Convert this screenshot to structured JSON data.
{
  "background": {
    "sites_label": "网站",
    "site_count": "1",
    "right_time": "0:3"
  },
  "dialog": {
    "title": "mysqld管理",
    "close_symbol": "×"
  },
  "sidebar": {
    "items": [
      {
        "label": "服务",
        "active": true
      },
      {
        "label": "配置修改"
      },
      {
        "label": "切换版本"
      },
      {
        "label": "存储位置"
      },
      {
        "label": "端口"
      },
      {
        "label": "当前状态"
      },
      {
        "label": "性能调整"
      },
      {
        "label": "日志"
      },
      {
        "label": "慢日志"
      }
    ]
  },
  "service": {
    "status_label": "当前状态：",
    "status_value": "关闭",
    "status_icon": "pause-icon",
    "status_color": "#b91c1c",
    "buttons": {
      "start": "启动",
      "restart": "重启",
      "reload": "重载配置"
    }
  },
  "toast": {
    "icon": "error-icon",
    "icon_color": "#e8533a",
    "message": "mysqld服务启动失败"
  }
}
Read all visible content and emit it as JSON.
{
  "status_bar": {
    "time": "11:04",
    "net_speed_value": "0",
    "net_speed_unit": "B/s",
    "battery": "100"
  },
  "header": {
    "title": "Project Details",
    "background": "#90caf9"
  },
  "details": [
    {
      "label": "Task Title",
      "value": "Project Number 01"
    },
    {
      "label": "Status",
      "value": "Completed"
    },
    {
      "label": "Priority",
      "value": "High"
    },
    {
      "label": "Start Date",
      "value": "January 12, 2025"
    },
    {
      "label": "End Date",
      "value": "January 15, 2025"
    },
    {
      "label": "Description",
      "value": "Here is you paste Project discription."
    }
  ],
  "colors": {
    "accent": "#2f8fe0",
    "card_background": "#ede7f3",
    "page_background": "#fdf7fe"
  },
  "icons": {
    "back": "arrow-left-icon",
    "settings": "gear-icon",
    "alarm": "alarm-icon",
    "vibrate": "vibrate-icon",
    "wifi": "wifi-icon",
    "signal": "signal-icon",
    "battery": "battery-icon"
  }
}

☆ ☆ ☆ ☆

| What you need to do |
Pick out every line of the listing containing the word "Project", and show those lines.

| Answer to the problem |
    "title": "Project Details",
      "value": "Project Number 01"
      "value": "Here is you paste Project discription."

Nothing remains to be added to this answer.